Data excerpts
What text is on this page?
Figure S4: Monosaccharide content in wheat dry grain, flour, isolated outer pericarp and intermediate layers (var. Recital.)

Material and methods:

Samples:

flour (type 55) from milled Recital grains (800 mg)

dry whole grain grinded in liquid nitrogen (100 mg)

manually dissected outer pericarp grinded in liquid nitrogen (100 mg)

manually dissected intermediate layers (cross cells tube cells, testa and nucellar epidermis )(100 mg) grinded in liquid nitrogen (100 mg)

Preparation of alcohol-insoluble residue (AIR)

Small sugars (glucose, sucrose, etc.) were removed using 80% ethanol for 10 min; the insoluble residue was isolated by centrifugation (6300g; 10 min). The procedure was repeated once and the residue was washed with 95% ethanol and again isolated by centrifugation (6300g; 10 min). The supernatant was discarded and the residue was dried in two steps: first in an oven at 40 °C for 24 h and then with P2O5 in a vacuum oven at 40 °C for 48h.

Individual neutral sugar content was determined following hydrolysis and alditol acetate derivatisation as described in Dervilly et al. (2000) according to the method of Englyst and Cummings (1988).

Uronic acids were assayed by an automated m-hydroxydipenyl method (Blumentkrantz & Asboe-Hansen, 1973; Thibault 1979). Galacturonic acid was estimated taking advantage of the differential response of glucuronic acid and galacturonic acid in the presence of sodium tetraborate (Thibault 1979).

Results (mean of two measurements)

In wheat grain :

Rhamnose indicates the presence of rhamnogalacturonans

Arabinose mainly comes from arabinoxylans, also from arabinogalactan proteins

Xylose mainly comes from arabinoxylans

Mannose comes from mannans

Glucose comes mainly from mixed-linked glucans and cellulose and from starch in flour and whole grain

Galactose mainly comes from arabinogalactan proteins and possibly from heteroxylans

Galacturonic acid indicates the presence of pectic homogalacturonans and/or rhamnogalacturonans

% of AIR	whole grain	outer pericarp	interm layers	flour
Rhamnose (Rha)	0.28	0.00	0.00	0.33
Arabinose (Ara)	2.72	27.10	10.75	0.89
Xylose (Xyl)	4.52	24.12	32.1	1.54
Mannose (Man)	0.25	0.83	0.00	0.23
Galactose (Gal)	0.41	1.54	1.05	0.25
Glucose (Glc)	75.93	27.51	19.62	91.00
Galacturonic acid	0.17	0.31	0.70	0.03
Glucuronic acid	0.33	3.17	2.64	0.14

• [Work instructions]:
Print the data above again, with nothing altered and nothing left out.

• [Response area]:
What text is on this page?
Figure S4: Monosaccharide content in wheat dry grain, flour, isolated outer pericarp and intermediate layers (var. Recital.)

Material and methods:

Samples:

flour (type 55) from milled Recital grains (800 mg)

dry whole grain grinded in liquid nitrogen (100 mg)

manually dissected outer pericarp grinded in liquid nitrogen (100 mg)

manually dissected intermediate layers (cross cells tube cells, testa and nucellar epidermis )(100 mg) grinded in liquid nitrogen (100 mg)

Preparation of alcohol-insoluble residue (AIR)

Small sugars (glucose, sucrose, etc.) were removed using 80% ethanol for 10 min; the insoluble residue was isolated by centrifugation (6300g; 10 min). The procedure was repeated once and the residue was washed with 95% ethanol and again isolated by centrifugation (6300g; 10 min). The supernatant was discarded and the residue was dried in two steps: first in an oven at 40 °C for 24 h and then with P2O5 in a vacuum oven at 40 °C for 48h.

Individual neutral sugar content was determined following hydrolysis and alditol acetate derivatisation as described in Dervilly et al. (2000) according to the method of Englyst and Cummings (1988).

Uronic acids were assayed by an automated m-hydroxydipenyl method (Blumentkrantz & Asboe-Hansen, 1973; Thibault 1979). Galacturonic acid was estimated taking advantage of the differential response of glucuronic acid and galacturonic acid in the presence of sodium tetraborate (Thibault 1979).

Results (mean of two measurements)

In wheat grain :

Rhamnose indicates the presence of rhamnogalacturonans

Arabinose mainly comes from arabinoxylans, also from arabinogalactan proteins

Xylose mainly comes from arabinoxylans

Mannose comes from mannans

Glucose comes mainly from mixed-linked glucans and cellulose and from starch in flour and whole grain

Galactose mainly comes from arabinogalactan proteins and possibly from heteroxylans

Galacturonic acid indicates the presence of pectic homogalacturonans and/or rhamnogalacturonans

% of AIR	whole grain	outer pericarp	interm layers	flour
Rhamnose (Rha)	0.28	0.00	0.00	0.33
Arabinose (Ara)	2.72	27.10	10.75	0.89
Xylose (Xyl)	4.52	24.12	32.1	1.54
Mannose (Man)	0.25	0.83	0.00	0.23
Galactose (Gal)	0.41	1.54	1.05	0.25
Glucose (Glc)	75.93	27.51	19.62	91.00
Galacturonic acid	0.17	0.31	0.70	0.03
Glucuronic acid	0.33	3.17	2.64	0.14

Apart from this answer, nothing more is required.